Objective A
Answer these about the album review:
(i) In what city was Betty Accorsi born?
(ii) Who plays piano in the quartet?
(iii) In what month and year was the album recorded?

--- START OF Page text ---

The Cutty Sark Suite

by Ian Mann

December 14, 2020


Accorsi impresses as both an instrumentalist and a composer. “The Cutty Sark Suite” takes the listener on a musical journey, with each individual movement representing a voyage of discovery in itself.

Betty Accorsi Quartet

“The Cutty Sark Suite”

(Self Released)

Betty Accorsi – saxophone,  vocals, Finn Carter – piano, Andy Hamill – electric & double bass, Scott MacDonald – drums

Elisabetta ‘Betty’ Accorsi is a Milan born saxophonist and composer now based in London.

She studied classical saxophone at the Guiseppe Verdi Conservatoire in Milan, but also found time to play other styles of music, among them folk, prog rock, and, of course, jazz.

It was her passion for the latter to brought her to London to study jazz saxophone at Trinity Laban. She is currently completing a Masters at Goldsmiths, studying jazz saxophone plus composition and arrangement, under the tutelage of Mick Foster and Paul Bartholomew.

As an outlet for her own compositions Accorsi has assembled the above quartet, comprised mainly of fellow Goldsmith’s students. The group’s début album, “The Cutty Sark Suite”, was recorded at Goldsmiths Music Studio in September 2020, financed by a highly successful Kickstarter campaign.

--- END OF Page text ---
--- START OF Working data ---

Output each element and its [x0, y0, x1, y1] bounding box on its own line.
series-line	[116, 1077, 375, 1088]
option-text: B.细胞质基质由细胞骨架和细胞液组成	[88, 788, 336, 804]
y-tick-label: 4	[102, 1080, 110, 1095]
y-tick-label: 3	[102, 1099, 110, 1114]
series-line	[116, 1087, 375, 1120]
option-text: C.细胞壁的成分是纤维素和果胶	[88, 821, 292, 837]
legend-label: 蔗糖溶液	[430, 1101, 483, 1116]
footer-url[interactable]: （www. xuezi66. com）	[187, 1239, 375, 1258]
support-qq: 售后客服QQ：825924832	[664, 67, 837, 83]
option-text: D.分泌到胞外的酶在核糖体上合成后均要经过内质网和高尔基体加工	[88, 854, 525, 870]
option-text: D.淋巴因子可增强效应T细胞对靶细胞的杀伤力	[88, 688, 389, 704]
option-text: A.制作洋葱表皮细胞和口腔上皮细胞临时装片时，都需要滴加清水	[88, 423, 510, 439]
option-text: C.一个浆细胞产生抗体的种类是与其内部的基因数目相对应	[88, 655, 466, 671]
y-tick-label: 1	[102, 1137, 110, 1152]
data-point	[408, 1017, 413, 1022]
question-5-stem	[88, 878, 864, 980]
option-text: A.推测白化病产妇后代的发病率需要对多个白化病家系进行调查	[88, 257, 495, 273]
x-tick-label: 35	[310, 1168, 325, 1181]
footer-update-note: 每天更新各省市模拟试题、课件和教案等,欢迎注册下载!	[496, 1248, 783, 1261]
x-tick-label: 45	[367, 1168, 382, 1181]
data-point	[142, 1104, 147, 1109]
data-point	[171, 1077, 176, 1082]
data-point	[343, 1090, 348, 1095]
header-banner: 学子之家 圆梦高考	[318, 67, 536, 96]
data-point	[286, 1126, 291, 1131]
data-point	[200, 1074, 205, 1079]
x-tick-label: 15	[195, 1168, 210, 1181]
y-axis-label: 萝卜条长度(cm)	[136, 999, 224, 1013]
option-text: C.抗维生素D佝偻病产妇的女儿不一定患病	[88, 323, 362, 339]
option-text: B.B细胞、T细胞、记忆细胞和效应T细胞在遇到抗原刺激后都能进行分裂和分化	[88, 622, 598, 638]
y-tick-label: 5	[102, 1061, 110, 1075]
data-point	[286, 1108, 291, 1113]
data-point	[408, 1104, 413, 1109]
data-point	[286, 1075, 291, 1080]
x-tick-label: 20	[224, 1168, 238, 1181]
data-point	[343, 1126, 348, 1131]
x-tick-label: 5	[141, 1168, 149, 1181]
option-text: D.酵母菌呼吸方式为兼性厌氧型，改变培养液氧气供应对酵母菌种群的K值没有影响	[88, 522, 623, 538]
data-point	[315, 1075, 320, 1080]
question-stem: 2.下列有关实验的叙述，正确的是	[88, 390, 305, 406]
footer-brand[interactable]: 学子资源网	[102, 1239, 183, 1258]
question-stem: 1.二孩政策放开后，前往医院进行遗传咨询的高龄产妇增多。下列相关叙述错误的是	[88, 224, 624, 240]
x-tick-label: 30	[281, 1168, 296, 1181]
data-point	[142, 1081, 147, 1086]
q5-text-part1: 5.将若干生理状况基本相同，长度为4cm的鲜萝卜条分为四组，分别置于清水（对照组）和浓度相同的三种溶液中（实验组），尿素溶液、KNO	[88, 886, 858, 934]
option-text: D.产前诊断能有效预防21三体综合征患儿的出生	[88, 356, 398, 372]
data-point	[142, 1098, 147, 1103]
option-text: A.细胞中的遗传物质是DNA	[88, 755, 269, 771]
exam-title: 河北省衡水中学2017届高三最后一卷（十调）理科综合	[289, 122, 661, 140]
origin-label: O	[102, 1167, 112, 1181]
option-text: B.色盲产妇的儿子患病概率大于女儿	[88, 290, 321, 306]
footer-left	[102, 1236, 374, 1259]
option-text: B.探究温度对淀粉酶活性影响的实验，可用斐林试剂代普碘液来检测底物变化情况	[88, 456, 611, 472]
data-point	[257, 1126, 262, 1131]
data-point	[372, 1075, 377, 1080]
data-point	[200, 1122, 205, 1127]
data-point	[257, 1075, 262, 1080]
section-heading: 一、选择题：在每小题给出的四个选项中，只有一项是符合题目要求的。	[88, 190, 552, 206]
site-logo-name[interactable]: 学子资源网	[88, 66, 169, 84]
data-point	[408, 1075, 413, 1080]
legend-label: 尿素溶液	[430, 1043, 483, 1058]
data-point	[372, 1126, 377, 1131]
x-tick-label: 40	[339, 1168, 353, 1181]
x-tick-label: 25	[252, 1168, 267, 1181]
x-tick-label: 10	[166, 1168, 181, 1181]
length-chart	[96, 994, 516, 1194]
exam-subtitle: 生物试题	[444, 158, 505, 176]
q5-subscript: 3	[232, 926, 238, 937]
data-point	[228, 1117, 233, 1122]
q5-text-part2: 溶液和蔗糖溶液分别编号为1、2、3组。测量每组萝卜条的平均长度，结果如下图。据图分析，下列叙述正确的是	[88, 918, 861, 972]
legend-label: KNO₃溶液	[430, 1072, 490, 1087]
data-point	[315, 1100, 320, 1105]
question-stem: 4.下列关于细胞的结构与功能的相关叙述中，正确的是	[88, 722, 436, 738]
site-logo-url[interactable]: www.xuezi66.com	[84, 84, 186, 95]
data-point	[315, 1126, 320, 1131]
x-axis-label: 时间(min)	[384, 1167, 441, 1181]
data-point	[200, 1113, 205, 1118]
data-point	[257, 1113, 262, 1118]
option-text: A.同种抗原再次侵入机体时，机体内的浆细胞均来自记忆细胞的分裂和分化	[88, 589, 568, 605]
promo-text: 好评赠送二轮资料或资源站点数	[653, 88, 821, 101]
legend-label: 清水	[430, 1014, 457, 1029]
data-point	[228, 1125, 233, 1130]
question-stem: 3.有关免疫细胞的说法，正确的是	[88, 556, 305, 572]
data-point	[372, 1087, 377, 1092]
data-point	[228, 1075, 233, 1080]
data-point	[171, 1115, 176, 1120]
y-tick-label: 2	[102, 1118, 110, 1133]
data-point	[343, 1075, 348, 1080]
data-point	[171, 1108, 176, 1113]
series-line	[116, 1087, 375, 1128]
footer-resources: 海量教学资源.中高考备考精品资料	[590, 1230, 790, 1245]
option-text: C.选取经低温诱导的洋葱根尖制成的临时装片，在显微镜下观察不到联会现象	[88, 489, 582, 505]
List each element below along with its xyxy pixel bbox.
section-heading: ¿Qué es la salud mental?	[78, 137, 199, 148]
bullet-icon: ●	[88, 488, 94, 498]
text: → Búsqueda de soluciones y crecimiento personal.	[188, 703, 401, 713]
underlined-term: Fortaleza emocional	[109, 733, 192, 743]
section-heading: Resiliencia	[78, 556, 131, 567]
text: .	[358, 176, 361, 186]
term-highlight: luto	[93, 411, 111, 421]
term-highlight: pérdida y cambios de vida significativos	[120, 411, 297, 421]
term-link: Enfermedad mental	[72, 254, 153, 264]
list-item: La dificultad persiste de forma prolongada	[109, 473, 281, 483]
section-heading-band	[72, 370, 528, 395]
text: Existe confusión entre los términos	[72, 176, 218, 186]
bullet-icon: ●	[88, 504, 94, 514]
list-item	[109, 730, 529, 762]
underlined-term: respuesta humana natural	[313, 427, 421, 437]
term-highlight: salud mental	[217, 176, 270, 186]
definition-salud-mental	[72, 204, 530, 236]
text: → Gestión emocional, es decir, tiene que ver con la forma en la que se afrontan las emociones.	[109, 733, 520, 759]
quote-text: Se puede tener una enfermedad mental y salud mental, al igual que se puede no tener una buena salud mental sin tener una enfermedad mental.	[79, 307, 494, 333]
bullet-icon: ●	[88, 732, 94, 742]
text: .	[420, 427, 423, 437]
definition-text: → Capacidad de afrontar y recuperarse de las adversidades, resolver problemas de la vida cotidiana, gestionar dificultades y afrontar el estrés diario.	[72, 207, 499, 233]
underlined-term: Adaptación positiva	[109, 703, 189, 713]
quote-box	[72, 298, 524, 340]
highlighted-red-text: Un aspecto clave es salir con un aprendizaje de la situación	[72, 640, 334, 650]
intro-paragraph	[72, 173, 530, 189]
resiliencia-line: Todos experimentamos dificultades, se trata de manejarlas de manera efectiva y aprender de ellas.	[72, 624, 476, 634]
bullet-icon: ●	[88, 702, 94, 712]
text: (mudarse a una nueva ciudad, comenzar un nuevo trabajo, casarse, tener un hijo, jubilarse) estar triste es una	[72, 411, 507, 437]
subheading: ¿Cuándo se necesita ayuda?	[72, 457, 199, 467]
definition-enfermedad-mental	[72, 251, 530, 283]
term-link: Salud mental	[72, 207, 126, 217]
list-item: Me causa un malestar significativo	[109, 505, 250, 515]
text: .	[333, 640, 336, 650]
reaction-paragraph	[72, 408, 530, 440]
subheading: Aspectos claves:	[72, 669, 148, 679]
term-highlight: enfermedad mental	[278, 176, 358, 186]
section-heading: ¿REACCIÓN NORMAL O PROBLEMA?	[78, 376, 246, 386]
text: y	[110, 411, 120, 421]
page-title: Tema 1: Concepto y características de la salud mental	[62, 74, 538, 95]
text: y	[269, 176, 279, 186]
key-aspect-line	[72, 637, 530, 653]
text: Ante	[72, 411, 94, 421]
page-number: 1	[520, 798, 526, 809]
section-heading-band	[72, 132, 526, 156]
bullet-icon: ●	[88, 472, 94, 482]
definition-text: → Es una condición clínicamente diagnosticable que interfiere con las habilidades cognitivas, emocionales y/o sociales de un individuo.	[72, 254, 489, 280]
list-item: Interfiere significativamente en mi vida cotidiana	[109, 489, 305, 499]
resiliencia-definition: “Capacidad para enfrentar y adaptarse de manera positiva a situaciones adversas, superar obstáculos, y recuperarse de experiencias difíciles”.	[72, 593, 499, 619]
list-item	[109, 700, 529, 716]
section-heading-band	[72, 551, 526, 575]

--- END OF Working data ---

Objective B
Rewrite the records from their first line through the line containing "688, 389, 704]", putting "choice-text" in place of "option-text" and leaving everything else the same.

Exercise answer A
(i) Milan
(ii) Finn Carter
(iii) September 2020

Exercise answer B
Output each element and its [x0, y0, x1, y1] bounding box on its own line.
series-line	[116, 1077, 375, 1088]
choice-text: B.细胞质基质由细胞骨架和细胞液组成	[88, 788, 336, 804]
y-tick-label: 4	[102, 1080, 110, 1095]
y-tick-label: 3	[102, 1099, 110, 1114]
series-line	[116, 1087, 375, 1120]
choice-text: C.细胞壁的成分是纤维素和果胶	[88, 821, 292, 837]
legend-label: 蔗糖溶液	[430, 1101, 483, 1116]
footer-url[interactable]: （www. xuezi66. com）	[187, 1239, 375, 1258]
support-qq: 售后客服QQ：825924832	[664, 67, 837, 83]
choice-text: D.分泌到胞外的酶在核糖体上合成后均要经过内质网和高尔基体加工	[88, 854, 525, 870]
choice-text: D.淋巴因子可增强效应T细胞对靶细胞的杀伤力	[88, 688, 389, 704]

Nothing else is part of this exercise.